## Trecho para leitura
Conforme já mencionamos a justificativa da indução que inicialmente era baseada na


doutrina do silogismo, vai sendo cada vez mais reforçada por seu caráter autocorretivo. Para
Peirce, o método indutivo usado nas ciências leva incontestavelmente para a verdade e sua
justificativa repousa no fato de ser autocorretivo. A autocorretividade seria, então, a
característica fundamental da indução, partindo do pressuposto que a ciência deve ser vista
como uma atividade desenvolvida através de um método tal que se houver leis da natureza,
este método irá descobri-las, e obviamente o método deve ser independente do resultado a
que conduz. A autocorretividade é crucial para a justificativa da indução como um recurso
racional que a longo prazo permitirá corrigir qualquer erro. Assim, a “questão da indução” é
resolvida por Peirce voltando a reflexão para o futuro, através da hipótese realista, que é
fundamental para o método das ciências. A resposta peirceana para esta questão está ligada à
sua idéia de “continuum”, de permanência. O pressuposto está na doutrina da continuidade, isto
é, as propriedades examinadas hoje permanecem no futuro e também na continuidade entre
mente humana e a mente da natureza, “o acordo entre as idéias que se sugerem à mente
humana e aquelas que são concernentes às leis da natureza” (CP 1.81 de 1896). A
autocorretividade da indução também depende, para seu sucesso, da tendência natural do
homem para conjecturas corretas sobre a natureza.

A natureza se conforma a leis gerais, que realmente determinam como futuros eventos
deverão ocorrer , que são “fórmulas” intimamente relacionadas às características da razão
humana, ou seja, “ toda explicação científica de um fenômeno natural é a hipótese de que há
algo na natureza à que a razão humana é análoga” (CP 1.316 de 1903).

Acrescente-se o fato de que a natureza foi feita há muito tempo, mas ainda está num
longo processo de se tornar cada vez mais admirável à razão humana. Uma lei está sob a
Terceiridade, é mediação, uma lei pode ser vista como a generalização de um particular porque
para uma lei ser verdadeira significa que todos os fatos possíveis que obedecem a essa regra.
Assim, outra questão relativa à validade da indução diz respeito a que desde que algo seja real,
segue-se necessariamente que uma sucessão suficientemente grande de inferências das
partes do todo vai levar ao conhecimento do todo. A questão da validade da indução é uma
questão metafísica. A validade da amostra depende do pressuposto das leis da natureza, da
continuidade.

No contexto da filosofia peirceana, a investigação científica é uma atividade voltada


para um fim que é a descoberta da verdade e, dentro da visão realista, a ciência progride por
convergência em direção à verdade, no sentido de correspondência com a realidade. Esse é
um elemento muito importante, porque a própria validade da indução está relacionada com as
previsões, mas não como base para ação, mas como validade do método científico, como um
caminho para a descoberta da verdade. Se uma teoria explica os fatos a ela submetidos, ela
pode ser considerada verdadeira, e uma teoria é verdadeira porque ela prevê bem o curso
futuro dos eventos, quando tem poder preditivo mas “a única coisa que a indução realiza é
determinar o valor de uma quantidade. Parte de uma teoria e avalia o grau de concordância
dessa teoria com o fato” (CP 5.145 de 1903).

## Perguntas
1. Copie fielmente do trecho sobre a indução em Peirce a parte que começa nas palavras "para um fim" e termina depois de "5.145 de 1903).".
2. Responda com base no trecho sobre a indução em Peirce:
(a) Qual é, segundo o trecho, a característica fundamental da indução?
(b) A que ideia de Peirce está ligada a resposta peirceana à questão da indução?
(c) Que tipo de questão é, segundo o trecho, a da validade da indução?
Os registros são um material à parte, sem relação com o trecho.

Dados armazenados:
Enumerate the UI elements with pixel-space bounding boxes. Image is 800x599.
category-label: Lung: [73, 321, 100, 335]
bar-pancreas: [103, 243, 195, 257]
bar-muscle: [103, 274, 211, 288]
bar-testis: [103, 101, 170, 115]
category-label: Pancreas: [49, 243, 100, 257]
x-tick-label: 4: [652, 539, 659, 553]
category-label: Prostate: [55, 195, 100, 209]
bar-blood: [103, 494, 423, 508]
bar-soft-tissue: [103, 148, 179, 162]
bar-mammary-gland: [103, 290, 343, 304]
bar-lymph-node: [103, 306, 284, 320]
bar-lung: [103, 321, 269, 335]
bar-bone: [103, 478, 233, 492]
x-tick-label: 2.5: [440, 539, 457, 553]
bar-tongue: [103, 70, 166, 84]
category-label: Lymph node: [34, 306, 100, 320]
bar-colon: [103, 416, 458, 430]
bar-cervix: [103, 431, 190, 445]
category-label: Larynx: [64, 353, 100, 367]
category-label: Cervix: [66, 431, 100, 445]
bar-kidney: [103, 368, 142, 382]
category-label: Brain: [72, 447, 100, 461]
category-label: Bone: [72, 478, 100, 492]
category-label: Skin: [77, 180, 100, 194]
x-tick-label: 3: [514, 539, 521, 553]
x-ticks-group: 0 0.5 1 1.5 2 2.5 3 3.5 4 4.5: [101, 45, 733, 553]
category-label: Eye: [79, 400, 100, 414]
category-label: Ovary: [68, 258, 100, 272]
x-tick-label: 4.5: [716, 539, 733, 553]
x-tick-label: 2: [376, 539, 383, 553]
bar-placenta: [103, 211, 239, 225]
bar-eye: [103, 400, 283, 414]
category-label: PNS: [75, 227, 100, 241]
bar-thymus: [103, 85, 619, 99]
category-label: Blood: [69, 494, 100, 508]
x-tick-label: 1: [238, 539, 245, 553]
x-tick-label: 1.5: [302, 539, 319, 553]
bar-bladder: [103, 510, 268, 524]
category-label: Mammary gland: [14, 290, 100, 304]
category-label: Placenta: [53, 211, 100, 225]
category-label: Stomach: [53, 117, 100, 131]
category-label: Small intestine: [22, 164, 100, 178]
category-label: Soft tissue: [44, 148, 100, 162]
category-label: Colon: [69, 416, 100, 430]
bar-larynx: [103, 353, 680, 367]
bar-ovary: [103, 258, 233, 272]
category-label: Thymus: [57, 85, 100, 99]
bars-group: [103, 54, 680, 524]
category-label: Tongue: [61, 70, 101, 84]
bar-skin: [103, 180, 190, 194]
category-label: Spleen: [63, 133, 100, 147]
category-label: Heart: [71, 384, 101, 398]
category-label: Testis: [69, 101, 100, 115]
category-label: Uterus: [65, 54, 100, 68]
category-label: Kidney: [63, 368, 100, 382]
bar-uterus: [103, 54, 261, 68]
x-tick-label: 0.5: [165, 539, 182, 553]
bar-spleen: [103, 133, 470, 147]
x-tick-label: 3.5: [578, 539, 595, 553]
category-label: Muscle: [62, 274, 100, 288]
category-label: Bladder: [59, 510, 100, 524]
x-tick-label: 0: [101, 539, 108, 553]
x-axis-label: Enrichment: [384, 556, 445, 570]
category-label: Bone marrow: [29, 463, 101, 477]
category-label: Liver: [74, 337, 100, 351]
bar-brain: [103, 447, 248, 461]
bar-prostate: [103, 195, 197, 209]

## Respostas
1.
para um fim que é a descoberta da verdade e, dentro da visão realista, a ciência progride por
convergência em direção à verdade, no sentido de correspondência com a realidade. Esse é
um elemento muito importante, porque a própria validade da indução está relacionada com as
previsões, mas não como base para ação, mas como validade do método científico, como um
caminho para a descoberta da verdade. Se uma teoria explica os fatos a ela submetidos, ela
pode ser considerada verdadeira, e uma teoria é verdadeira porque ela prevê bem o curso
futuro dos eventos, quando tem poder preditivo mas “a única coisa que a indução realiza é
determinar o valor de uma quantidade. Parte de uma teoria e avalia o grau de concordância
dessa teoria com o fato” (CP 5.145 de 1903).

2.
(a) A autocorretividade.
(b) À sua ideia de “continuum”, de permanência.
(c) Uma questão metafísica.